Supplied information —
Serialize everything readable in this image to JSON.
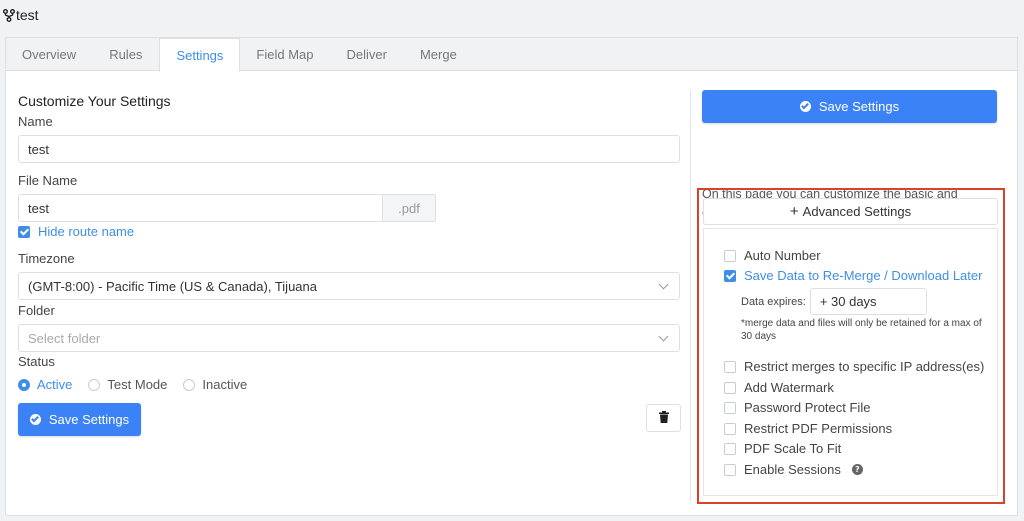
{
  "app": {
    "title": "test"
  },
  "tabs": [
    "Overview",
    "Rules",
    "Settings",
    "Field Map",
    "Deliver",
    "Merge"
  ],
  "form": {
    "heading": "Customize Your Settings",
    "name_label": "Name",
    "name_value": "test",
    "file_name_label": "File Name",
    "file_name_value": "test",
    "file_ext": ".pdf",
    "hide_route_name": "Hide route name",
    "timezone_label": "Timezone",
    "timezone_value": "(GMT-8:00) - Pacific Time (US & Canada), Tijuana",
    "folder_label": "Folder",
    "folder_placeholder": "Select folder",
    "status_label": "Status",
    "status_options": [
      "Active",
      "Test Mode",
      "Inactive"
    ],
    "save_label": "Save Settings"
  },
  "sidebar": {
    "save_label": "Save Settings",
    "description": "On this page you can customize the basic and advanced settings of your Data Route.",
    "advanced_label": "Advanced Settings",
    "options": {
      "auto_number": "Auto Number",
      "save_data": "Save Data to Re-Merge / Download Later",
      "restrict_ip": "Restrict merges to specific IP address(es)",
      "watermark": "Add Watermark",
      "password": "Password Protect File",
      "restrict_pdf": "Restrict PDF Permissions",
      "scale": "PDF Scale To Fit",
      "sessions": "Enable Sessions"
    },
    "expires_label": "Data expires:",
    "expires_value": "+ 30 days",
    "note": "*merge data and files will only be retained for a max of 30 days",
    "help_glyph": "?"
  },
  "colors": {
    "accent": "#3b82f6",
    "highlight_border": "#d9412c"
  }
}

Challenge —
Set the pictures aside and transcribe the data above exactly.

Response to the exercise —
Serialize everything readable in this image to JSON.
{
  "app": {
    "title": "test"
  },
  "tabs": [
    "Overview",
    "Rules",
    "Settings",
    "Field Map",
    "Deliver",
    "Merge"
  ],
  "form": {
    "heading": "Customize Your Settings",
    "name_label": "Name",
    "name_value": "test",
    "file_name_label": "File Name",
    "file_name_value": "test",
    "file_ext": ".pdf",
    "hide_route_name": "Hide route name",
    "timezone_label": "Timezone",
    "timezone_value": "(GMT-8:00) - Pacific Time (US & Canada), Tijuana",
    "folder_label": "Folder",
    "folder_placeholder": "Select folder",
    "status_label": "Status",
    "status_options": [
      "Active",
      "Test Mode",
      "Inactive"
    ],
    "save_label": "Save Settings"
  },
  "sidebar": {
    "save_label": "Save Settings",
    "description": "On this page you can customize the basic and advanced settings of your Data Route.",
    "advanced_label": "Advanced Settings",
    "options": {
      "auto_number": "Auto Number",
      "save_data": "Save Data to Re-Merge / Download Later",
      "restrict_ip": "Restrict merges to specific IP address(es)",
      "watermark": "Add Watermark",
      "password": "Password Protect File",
      "restrict_pdf": "Restrict PDF Permissions",
      "scale": "PDF Scale To Fit",
      "sessions": "Enable Sessions"
    },
    "expires_label": "Data expires:",
    "expires_value": "+ 30 days",
    "note": "*merge data and files will only be retained for a max of 30 days",
    "help_glyph": "?"
  },
  "colors": {
    "accent": "#3b82f6",
    "highlight_border": "#d9412c"
  }
}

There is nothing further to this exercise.